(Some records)

* * * * *

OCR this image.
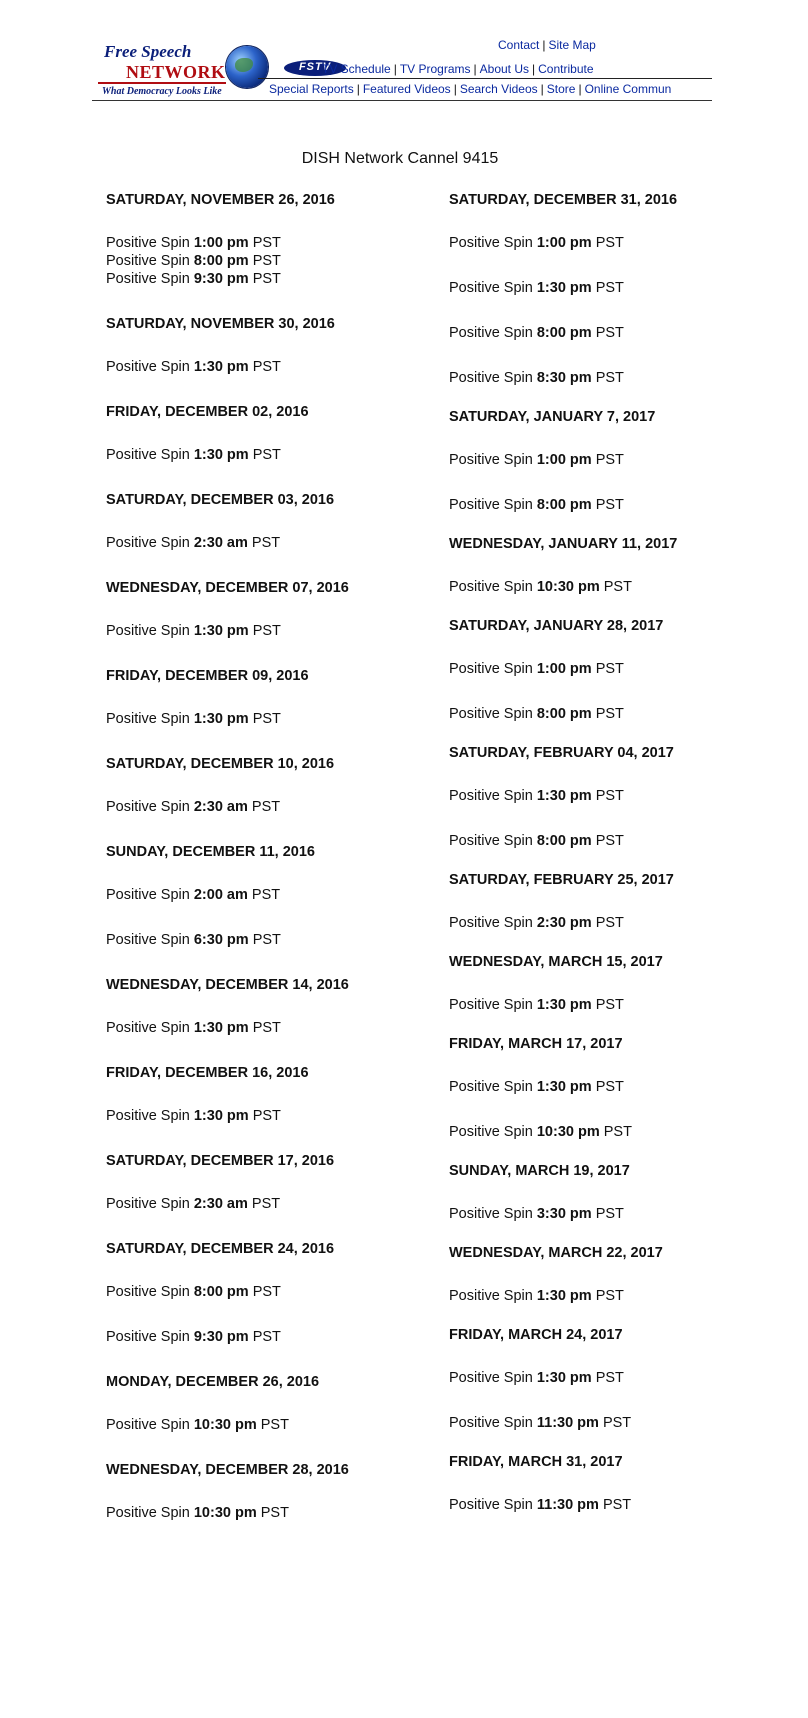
Free Speech
NETWORK
What Democracy Looks Like
FSTV
Contact | Site Map
TV Schedule | TV Programs | About Us | Contribute
Special Reports | Featured Videos | Search Videos | Store | Online Commun
DISH Network Cannel 9415
SATURDAY, NOVEMBER 26, 2016
Positive Spin 1:00 pm PST
Positive Spin 8:00 pm PST
Positive Spin 9:30 pm PST
SATURDAY, NOVEMBER 30, 2016
Positive Spin 1:30 pm PST
FRIDAY, DECEMBER 02, 2016
Positive Spin 1:30 pm PST
SATURDAY, DECEMBER 03, 2016
Positive Spin 2:30 am PST
WEDNESDAY, DECEMBER 07, 2016
Positive Spin 1:30 pm PST
FRIDAY, DECEMBER 09, 2016
Positive Spin 1:30 pm PST
SATURDAY, DECEMBER 10, 2016
Positive Spin 2:30 am PST
SUNDAY, DECEMBER 11, 2016
Positive Spin 2:00 am PST
Positive Spin 6:30 pm PST
WEDNESDAY, DECEMBER 14, 2016
Positive Spin 1:30 pm PST
FRIDAY, DECEMBER 16, 2016
Positive Spin 1:30 pm PST
SATURDAY, DECEMBER 17, 2016
Positive Spin 2:30 am PST
SATURDAY, DECEMBER 24, 2016
Positive Spin 8:00 pm PST
Positive Spin 9:30 pm PST
MONDAY, DECEMBER 26, 2016
Positive Spin 10:30 pm PST
WEDNESDAY, DECEMBER 28, 2016
Positive Spin 10:30 pm PST
SATURDAY, DECEMBER 31, 2016
Positive Spin 1:00 pm PST
Positive Spin 1:30 pm PST
Positive Spin 8:00 pm PST
Positive Spin 8:30 pm PST
SATURDAY, JANUARY 7, 2017
Positive Spin 1:00 pm PST
Positive Spin 8:00 pm PST
WEDNESDAY, JANUARY 11, 2017
Positive Spin 10:30 pm PST
SATURDAY, JANUARY 28, 2017
Positive Spin 1:00 pm PST
Positive Spin 8:00 pm PST
SATURDAY, FEBRUARY 04, 2017
Positive Spin 1:30 pm PST
Positive Spin 8:00 pm PST
SATURDAY, FEBRUARY 25, 2017
Positive Spin 2:30 pm PST
WEDNESDAY, MARCH 15, 2017
Positive Spin 1:30 pm PST
FRIDAY, MARCH 17, 2017
Positive Spin 1:30 pm PST
Positive Spin 10:30 pm PST
SUNDAY, MARCH 19, 2017
Positive Spin 3:30 pm PST
WEDNESDAY, MARCH 22, 2017
Positive Spin 1:30 pm PST
FRIDAY, MARCH 24, 2017
Positive Spin 1:30 pm PST
Positive Spin 11:30 pm PST
FRIDAY, MARCH 31, 2017
Positive Spin 11:30 pm PST
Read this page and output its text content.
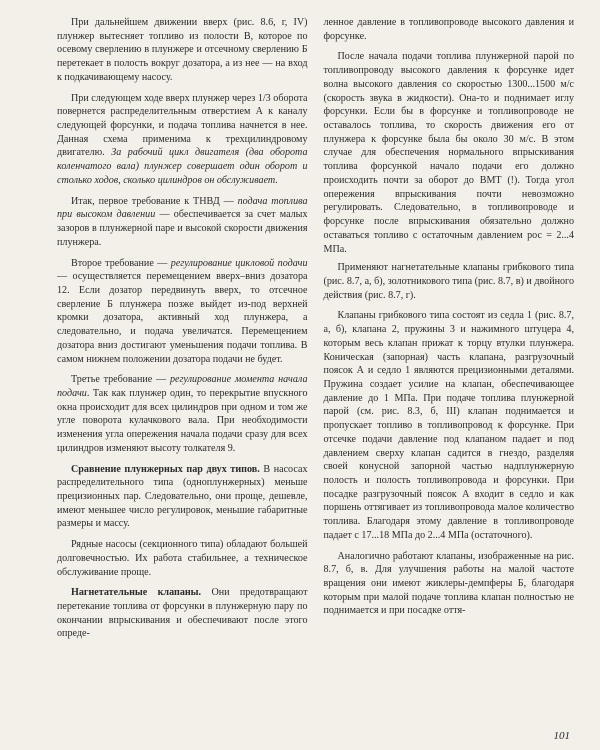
При дальнейшем движении вверх (рис. 8.6, г, IV) плунжер вытесняет топливо из полости В, которое по осевому сверлению в плунжере и отсечному сверлению Б перетекает в полость вокруг дозатора, а из нее — на вход к подкачивающему насосу.

При следующем ходе вверх плунжер через 1/3 оборота повернется распределительным отверстием А к каналу следующей форсунки, и подача топлива начнется в нее. Данная схема применима к трехцилиндровому двигателю. За рабочий цикл двигателя (два оборота коленчатого вала) плунжер совершает один оборот и столько ходов, сколько цилиндров он обслуживает.

Итак, первое требование к ТНВД — подача топлива при высоком давлении — обеспечивается за счет малых зазоров в плунжерной паре и высокой скорости движения плунжера.

Второе требование — регулирование цикловой подачи — осуществляется перемещением вверх–вниз дозатора 12. Если дозатор передвинуть вверх, то отсечное сверление Б плунжера позже выйдет из-под верхней кромки дозатора, активный ход плунжера, а следовательно, и подача увеличатся. Перемещением дозатора вниз достигают уменьшения подачи топлива. В самом нижнем положении дозатора подачи не будет.

Третье требование — регулирование момента начала подачи. Так как плунжер один, то перекрытие впускного окна происходит для всех цилиндров при одном и том же угле поворота кулачкового вала. При необходимости изменения угла опережения начала подачи сразу для всех цилиндров изменяют высоту толкателя 9.

Сравнение плунжерных пар двух типов. В насосах распределительного типа (одноплунжерных) меньше прецизионных пар. Следовательно, они проще, дешевле, имеют меньшее число регулировок, меньшие габаритные размеры и массу.

Рядные насосы (секционного типа) обладают большей долговечностью. Их работа стабильнее, а техническое обслуживание проще.

Нагнетательные клапаны. Они предотвращают перетекание топлива от форсунки в плунжерную пару по окончании впрыскивания и обеспечивают после этого опреде-

ленное давление в топливопроводе высокого давления и форсунке.

После начала подачи топлива плунжерной парой по топливопроводу высокого давления к форсунке идет волна высокого давления со скоростью 1300...1500 м/с (скорость звука в жидкости). Она-то и поднимает иглу форсунки. Если бы в форсунке и топливопроводе не оставалось топлива, то скорость движения его от плунжера к форсунке была бы около 30 м/с. В этом случае для обеспечения нормального впрыскивания топлива форсункой начало подачи его должно происходить почти за оборот до ВМТ (!). Тогда угол опережения впрыскивания почти невозможно регулировать. Следовательно, в топливопроводе и форсунке после впрыскивания обязательно должно оставаться топливо с остаточным давлением pос = 2...4 МПа.

Применяют нагнетательные клапаны грибкового типа (рис. 8.7, а, б), золотникового типа (рис. 8.7, в) и двойного действия (рис. 8.7, г).

Клапаны грибкового типа состоят из седла 1 (рис. 8.7, а, б), клапана 2, пружины 3 и нажимного штуцера 4, которым весь клапан прижат к торцу втулки плунжера. Коническая (запорная) часть клапана, разгрузочный поясок А и седло 1 являются прецизионными деталями. Пружина создает усилие на клапан, обеспечивающее давление до 1 МПа. При подаче топлива плунжерной парой (см. рис. 8.3, б, III) клапан поднимается и пропускает топливо в топливопровод к форсунке. При отсечке подачи давление под клапаном падает и под давлением сверху клапан садится в гнездо, разделяя своей конусной запорной частью надплунжерную полость и полость топливопровода и форсунки. При посадке разгрузочный поясок А входит в седло и как поршень оттягивает из топливопровода малое количество топлива. Благодаря этому давление в топливопроводе падает с 17...18 МПа до 2...4 МПа (остаточного).

Аналогично работают клапаны, изображенные на рис. 8.7, б, в. Для улучшения работы на малой частоте вращения они имеют жиклеры-демпферы Б, благодаря которым при малой подаче топлива клапан полностью не поднимается и при посадке оття-

101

* * * * *

- [YOUR GOAL]
Copy the listing over exactly, skipping the pictures it holds.

- [EXERCISE RESULT]
OCR this image.
Free Speech
NETWORK
What Democracy Looks Like
FSTV
Contact | Site Map
TV Schedule | TV Programs | About Us | Contribute
Special Reports | Featured Videos | Search Videos | Store | Online Commun
DISH Network Cannel 9415
SATURDAY, NOVEMBER 26, 2016
Positive Spin 1:00 pm PST
Positive Spin 8:00 pm PST
Positive Spin 9:30 pm PST
SATURDAY, NOVEMBER 30, 2016
Positive Spin 1:30 pm PST
FRIDAY, DECEMBER 02, 2016
Positive Spin 1:30 pm PST
SATURDAY, DECEMBER 03, 2016
Positive Spin 2:30 am PST
WEDNESDAY, DECEMBER 07, 2016
Positive Spin 1:30 pm PST
FRIDAY, DECEMBER 09, 2016
Positive Spin 1:30 pm PST
SATURDAY, DECEMBER 10, 2016
Positive Spin 2:30 am PST
SUNDAY, DECEMBER 11, 2016
Positive Spin 2:00 am PST
Positive Spin 6:30 pm PST
WEDNESDAY, DECEMBER 14, 2016
Positive Spin 1:30 pm PST
FRIDAY, DECEMBER 16, 2016
Positive Spin 1:30 pm PST
SATURDAY, DECEMBER 17, 2016
Positive Spin 2:30 am PST
SATURDAY, DECEMBER 24, 2016
Positive Spin 8:00 pm PST
Positive Spin 9:30 pm PST
MONDAY, DECEMBER 26, 2016
Positive Spin 10:30 pm PST
WEDNESDAY, DECEMBER 28, 2016
Positive Spin 10:30 pm PST
SATURDAY, DECEMBER 31, 2016
Positive Spin 1:00 pm PST
Positive Spin 1:30 pm PST
Positive Spin 8:00 pm PST
Positive Spin 8:30 pm PST
SATURDAY, JANUARY 7, 2017
Positive Spin 1:00 pm PST
Positive Spin 8:00 pm PST
WEDNESDAY, JANUARY 11, 2017
Positive Spin 10:30 pm PST
SATURDAY, JANUARY 28, 2017
Positive Spin 1:00 pm PST
Positive Spin 8:00 pm PST
SATURDAY, FEBRUARY 04, 2017
Positive Spin 1:30 pm PST
Positive Spin 8:00 pm PST
SATURDAY, FEBRUARY 25, 2017
Positive Spin 2:30 pm PST
WEDNESDAY, MARCH 15, 2017
Positive Spin 1:30 pm PST
FRIDAY, MARCH 17, 2017
Positive Spin 1:30 pm PST
Positive Spin 10:30 pm PST
SUNDAY, MARCH 19, 2017
Positive Spin 3:30 pm PST
WEDNESDAY, MARCH 22, 2017
Positive Spin 1:30 pm PST
FRIDAY, MARCH 24, 2017
Positive Spin 1:30 pm PST
Positive Spin 11:30 pm PST
FRIDAY, MARCH 31, 2017
Positive Spin 11:30 pm PST
Read this page and output its text content.
При дальнейшем движении вверх (рис. 8.6, г, IV) плунжер вытесняет топливо из полости В, которое по осевому сверлению в плунжере и отсечному сверлению Б перетекает в полость вокруг дозатора, а из нее — на вход к подкачивающему насосу.

При следующем ходе вверх плунжер через 1/3 оборота повернется распределительным отверстием А к каналу следующей форсунки, и подача топлива начнется в нее. Данная схема применима к трехцилиндровому двигателю. За рабочий цикл двигателя (два оборота коленчатого вала) плунжер совершает один оборот и столько ходов, сколько цилиндров он обслуживает.

Итак, первое требование к ТНВД — подача топлива при высоком давлении — обеспечивается за счет малых зазоров в плунжерной паре и высокой скорости движения плунжера.

Второе требование — регулирование цикловой подачи — осуществляется перемещением вверх–вниз дозатора 12. Если дозатор передвинуть вверх, то отсечное сверление Б плунжера позже выйдет из-под верхней кромки дозатора, активный ход плунжера, а следовательно, и подача увеличатся. Перемещением дозатора вниз достигают уменьшения подачи топлива. В самом нижнем положении дозатора подачи не будет.

Третье требование — регулирование момента начала подачи. Так как плунжер один, то перекрытие впускного окна происходит для всех цилиндров при одном и том же угле поворота кулачкового вала. При необходимости изменения угла опережения начала подачи сразу для всех цилиндров изменяют высоту толкателя 9.

Сравнение плунжерных пар двух типов. В насосах распределительного типа (одноплунжерных) меньше прецизионных пар. Следовательно, они проще, дешевле, имеют меньшее число регулировок, меньшие габаритные размеры и массу.

Рядные насосы (секционного типа) обладают большей долговечностью. Их работа стабильнее, а техническое обслуживание проще.

Нагнетательные клапаны. Они предотвращают перетекание топлива от форсунки в плунжерную пару по окончании впрыскивания и обеспечивают после этого опреде-

ленное давление в топливопроводе высокого давления и форсунке.

После начала подачи топлива плунжерной парой по топливопроводу высокого давления к форсунке идет волна высокого давления со скоростью 1300...1500 м/с (скорость звука в жидкости). Она-то и поднимает иглу форсунки. Если бы в форсунке и топливопроводе не оставалось топлива, то скорость движения его от плунжера к форсунке была бы около 30 м/с. В этом случае для обеспечения нормального впрыскивания топлива форсункой начало подачи его должно происходить почти за оборот до ВМТ (!). Тогда угол опережения впрыскивания почти невозможно регулировать. Следовательно, в топливопроводе и форсунке после впрыскивания обязательно должно оставаться топливо с остаточным давлением pос = 2...4 МПа.

Применяют нагнетательные клапаны грибкового типа (рис. 8.7, а, б), золотникового типа (рис. 8.7, в) и двойного действия (рис. 8.7, г).

Клапаны грибкового типа состоят из седла 1 (рис. 8.7, а, б), клапана 2, пружины 3 и нажимного штуцера 4, которым весь клапан прижат к торцу втулки плунжера. Коническая (запорная) часть клапана, разгрузочный поясок А и седло 1 являются прецизионными деталями. Пружина создает усилие на клапан, обеспечивающее давление до 1 МПа. При подаче топлива плунжерной парой (см. рис. 8.3, б, III) клапан поднимается и пропускает топливо в топливопровод к форсунке. При отсечке подачи давление под клапаном падает и под давлением сверху клапан садится в гнездо, разделяя своей конусной запорной частью надплунжерную полость и полость топливопровода и форсунки. При посадке разгрузочный поясок А входит в седло и как поршень оттягивает из топливопровода малое количество топлива. Благодаря этому давление в топливопроводе падает с 17...18 МПа до 2...4 МПа (остаточного).

Аналогично работают клапаны, изображенные на рис. 8.7, б, в. Для улучшения работы на малой частоте вращения они имеют жиклеры-демпферы Б, благодаря которым при малой подаче топлива клапан полностью не поднимается и при посадке оття-

101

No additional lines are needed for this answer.